• [Task brief] What is the number of lines that include the word "TradeNavigator"? Provide only that figure.

>> BEGIN Records to process

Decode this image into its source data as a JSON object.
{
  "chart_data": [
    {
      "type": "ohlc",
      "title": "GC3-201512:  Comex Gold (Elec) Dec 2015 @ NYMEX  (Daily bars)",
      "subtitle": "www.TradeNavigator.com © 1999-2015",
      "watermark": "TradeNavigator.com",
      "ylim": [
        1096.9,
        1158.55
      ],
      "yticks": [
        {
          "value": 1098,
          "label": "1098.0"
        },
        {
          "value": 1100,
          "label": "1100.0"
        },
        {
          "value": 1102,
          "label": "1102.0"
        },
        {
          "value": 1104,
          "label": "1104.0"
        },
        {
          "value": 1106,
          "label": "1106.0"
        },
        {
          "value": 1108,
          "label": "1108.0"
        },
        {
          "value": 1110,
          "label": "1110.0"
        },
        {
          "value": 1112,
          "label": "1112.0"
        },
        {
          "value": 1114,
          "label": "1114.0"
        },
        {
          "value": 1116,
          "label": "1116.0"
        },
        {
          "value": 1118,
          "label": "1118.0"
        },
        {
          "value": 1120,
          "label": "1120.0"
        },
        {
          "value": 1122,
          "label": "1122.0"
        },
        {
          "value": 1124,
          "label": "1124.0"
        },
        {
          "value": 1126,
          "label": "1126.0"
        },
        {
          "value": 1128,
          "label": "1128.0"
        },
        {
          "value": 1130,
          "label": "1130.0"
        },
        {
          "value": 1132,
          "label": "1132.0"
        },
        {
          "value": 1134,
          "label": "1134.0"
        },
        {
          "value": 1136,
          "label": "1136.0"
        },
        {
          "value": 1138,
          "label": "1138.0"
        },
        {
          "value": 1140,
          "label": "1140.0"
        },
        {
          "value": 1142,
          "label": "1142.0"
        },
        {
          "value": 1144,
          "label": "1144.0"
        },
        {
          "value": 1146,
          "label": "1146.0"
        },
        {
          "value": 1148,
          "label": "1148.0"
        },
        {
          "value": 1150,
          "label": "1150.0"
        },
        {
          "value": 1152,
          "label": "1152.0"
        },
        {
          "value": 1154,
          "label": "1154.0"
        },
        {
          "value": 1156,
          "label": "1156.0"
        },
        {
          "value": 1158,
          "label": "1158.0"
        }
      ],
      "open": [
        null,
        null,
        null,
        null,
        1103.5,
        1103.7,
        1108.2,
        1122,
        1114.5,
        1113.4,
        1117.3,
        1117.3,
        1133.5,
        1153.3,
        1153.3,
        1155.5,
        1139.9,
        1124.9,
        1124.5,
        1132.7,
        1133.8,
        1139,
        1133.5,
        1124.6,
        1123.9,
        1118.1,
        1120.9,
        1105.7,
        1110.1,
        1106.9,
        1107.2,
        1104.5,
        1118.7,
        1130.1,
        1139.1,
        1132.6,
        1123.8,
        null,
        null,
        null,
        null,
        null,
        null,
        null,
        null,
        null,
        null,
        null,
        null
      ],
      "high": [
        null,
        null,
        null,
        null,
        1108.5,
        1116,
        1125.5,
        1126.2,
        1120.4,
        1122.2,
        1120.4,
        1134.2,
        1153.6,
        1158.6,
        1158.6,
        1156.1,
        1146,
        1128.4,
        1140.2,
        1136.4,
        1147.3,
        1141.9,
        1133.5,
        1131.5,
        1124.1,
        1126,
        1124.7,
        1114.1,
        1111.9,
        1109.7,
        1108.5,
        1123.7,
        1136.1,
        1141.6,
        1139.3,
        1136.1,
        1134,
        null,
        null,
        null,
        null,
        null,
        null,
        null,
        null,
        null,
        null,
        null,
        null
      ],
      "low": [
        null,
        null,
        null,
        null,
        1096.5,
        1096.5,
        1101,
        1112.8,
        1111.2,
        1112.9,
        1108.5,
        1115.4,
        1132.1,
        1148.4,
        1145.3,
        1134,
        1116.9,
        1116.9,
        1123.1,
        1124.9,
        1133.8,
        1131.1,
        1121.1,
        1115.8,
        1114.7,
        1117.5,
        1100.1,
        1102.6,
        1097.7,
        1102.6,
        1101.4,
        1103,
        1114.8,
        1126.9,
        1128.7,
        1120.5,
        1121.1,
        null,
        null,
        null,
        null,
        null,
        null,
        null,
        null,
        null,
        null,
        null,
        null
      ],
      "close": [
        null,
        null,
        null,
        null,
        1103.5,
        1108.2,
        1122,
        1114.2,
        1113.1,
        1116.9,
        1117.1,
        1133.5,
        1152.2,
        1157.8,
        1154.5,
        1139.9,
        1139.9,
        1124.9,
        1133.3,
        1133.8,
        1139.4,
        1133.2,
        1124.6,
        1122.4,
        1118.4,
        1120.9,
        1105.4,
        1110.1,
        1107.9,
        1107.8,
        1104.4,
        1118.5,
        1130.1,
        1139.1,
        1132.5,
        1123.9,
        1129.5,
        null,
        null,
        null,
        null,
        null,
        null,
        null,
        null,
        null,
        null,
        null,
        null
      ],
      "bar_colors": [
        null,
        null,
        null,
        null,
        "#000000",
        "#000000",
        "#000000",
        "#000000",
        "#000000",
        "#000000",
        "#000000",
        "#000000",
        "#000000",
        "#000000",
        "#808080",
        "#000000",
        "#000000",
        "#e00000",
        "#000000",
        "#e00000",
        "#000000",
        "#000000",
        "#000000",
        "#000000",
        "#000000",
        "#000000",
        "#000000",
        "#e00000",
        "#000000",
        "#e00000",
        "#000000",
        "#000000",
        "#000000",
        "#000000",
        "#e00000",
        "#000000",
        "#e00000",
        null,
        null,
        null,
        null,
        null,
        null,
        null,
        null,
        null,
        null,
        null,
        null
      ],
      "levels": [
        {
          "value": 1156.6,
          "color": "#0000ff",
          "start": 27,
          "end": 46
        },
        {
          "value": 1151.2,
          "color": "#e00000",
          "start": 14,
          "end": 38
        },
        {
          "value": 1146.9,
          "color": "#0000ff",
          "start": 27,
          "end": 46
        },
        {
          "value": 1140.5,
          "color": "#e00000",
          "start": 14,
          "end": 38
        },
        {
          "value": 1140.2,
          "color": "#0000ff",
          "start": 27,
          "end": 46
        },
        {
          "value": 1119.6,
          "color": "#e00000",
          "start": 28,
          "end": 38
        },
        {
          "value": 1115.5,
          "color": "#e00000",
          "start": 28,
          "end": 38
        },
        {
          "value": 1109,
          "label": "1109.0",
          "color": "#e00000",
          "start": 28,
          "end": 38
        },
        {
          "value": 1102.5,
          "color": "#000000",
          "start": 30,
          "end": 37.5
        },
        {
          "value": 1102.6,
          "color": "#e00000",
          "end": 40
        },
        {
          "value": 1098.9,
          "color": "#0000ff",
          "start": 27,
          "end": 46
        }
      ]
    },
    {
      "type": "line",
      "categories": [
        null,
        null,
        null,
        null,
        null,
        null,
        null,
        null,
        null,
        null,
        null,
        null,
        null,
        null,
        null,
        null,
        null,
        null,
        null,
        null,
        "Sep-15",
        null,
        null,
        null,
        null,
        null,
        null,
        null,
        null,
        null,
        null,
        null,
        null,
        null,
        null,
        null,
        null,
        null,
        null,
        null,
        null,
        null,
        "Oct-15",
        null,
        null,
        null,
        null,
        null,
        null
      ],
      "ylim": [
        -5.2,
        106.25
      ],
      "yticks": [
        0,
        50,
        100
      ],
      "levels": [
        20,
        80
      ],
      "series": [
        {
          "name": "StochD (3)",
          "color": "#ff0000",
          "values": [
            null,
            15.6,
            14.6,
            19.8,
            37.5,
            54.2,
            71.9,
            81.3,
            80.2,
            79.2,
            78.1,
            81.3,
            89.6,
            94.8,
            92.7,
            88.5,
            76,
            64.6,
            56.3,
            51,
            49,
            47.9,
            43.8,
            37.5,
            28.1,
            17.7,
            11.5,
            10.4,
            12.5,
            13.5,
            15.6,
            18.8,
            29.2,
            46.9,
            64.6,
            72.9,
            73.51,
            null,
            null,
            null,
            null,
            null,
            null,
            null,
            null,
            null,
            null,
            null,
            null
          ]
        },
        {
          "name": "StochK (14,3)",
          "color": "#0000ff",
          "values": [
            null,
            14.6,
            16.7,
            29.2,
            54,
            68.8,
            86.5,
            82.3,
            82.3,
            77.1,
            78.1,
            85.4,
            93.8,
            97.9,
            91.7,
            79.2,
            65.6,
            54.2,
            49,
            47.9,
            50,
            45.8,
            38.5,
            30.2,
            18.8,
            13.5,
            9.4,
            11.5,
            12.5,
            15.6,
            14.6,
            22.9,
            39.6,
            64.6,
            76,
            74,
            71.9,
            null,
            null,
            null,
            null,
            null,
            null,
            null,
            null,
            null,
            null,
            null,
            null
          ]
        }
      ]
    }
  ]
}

>> END Records to process

• [Worked answer] 2